***** Supplied data

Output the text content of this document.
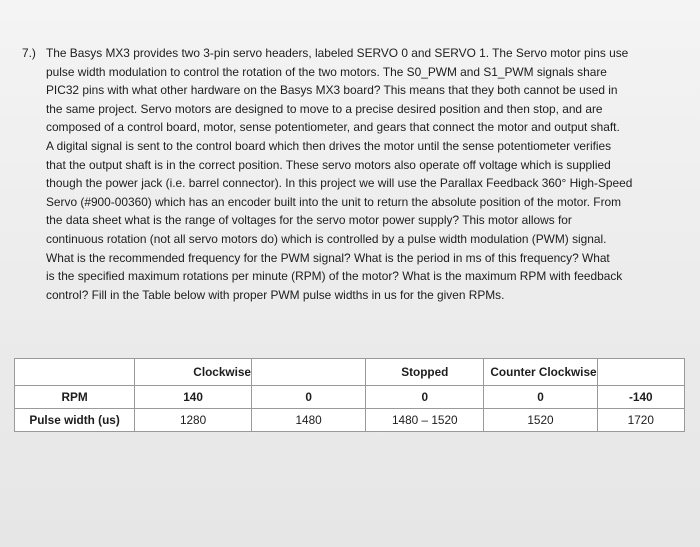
7.) The Basys MX3 provides two 3-pin servo headers, labeled SERVO 0 and SERVO 1. The Servo motor pins use
pulse width modulation to control the rotation of the two motors. The S0_PWM and S1_PWM signals share
PIC32 pins with what other hardware on the Basys MX3 board? This means that they both cannot be used in
the same project. Servo motors are designed to move to a precise desired position and then stop, and are
composed of a control board, motor, sense potentiometer, and gears that connect the motor and output shaft.
A digital signal is sent to the control board which then drives the motor until the sense potentiometer verifies
that the output shaft is in the correct position. These servo motors also operate off voltage which is supplied
though the power jack (i.e. barrel connector). In this project we will use the Parallax Feedback 360° High-Speed
Servo (#900-00360) which has an encoder built into the unit to return the absolute position of the motor. From
the data sheet what is the range of voltages for the servo motor power supply? This motor allows for
continuous rotation (not all servo motors do) which is controlled by a pulse width modulation (PWM) signal.
What is the recommended frequency for the PWM signal? What is the period in ms of this frequency? What
is the specified maximum rotations per minute (RPM) of the motor? What is the maximum RPM with feedback
control? Fill in the Table below with proper PWM pulse widths in us for the given RPMs.
	Clockwise		Stopped	Counter Clockwise	
RPM	140	0	0	0	-140
Pulse width (us)	1280	1480	1480 – 1520	1520	1720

**********

[Task to complete]: Exclude the images, then output the data above word for word.

[Reply to the exercise]:
Output the text content of this document.
7.) The Basys MX3 provides two 3-pin servo headers, labeled SERVO 0 and SERVO 1. The Servo motor pins use
pulse width modulation to control the rotation of the two motors. The S0_PWM and S1_PWM signals share
PIC32 pins with what other hardware on the Basys MX3 board? This means that they both cannot be used in
the same project. Servo motors are designed to move to a precise desired position and then stop, and are
composed of a control board, motor, sense potentiometer, and gears that connect the motor and output shaft.
A digital signal is sent to the control board which then drives the motor until the sense potentiometer verifies
that the output shaft is in the correct position. These servo motors also operate off voltage which is supplied
though the power jack (i.e. barrel connector). In this project we will use the Parallax Feedback 360° High-Speed
Servo (#900-00360) which has an encoder built into the unit to return the absolute position of the motor. From
the data sheet what is the range of voltages for the servo motor power supply? This motor allows for
continuous rotation (not all servo motors do) which is controlled by a pulse width modulation (PWM) signal.
What is the recommended frequency for the PWM signal? What is the period in ms of this frequency? What
is the specified maximum rotations per minute (RPM) of the motor? What is the maximum RPM with feedback
control? Fill in the Table below with proper PWM pulse widths in us for the given RPMs.
	Clockwise		Stopped	Counter Clockwise	
RPM	140	0	0	0	-140
Pulse width (us)	1280	1480	1480 – 1520	1520	1720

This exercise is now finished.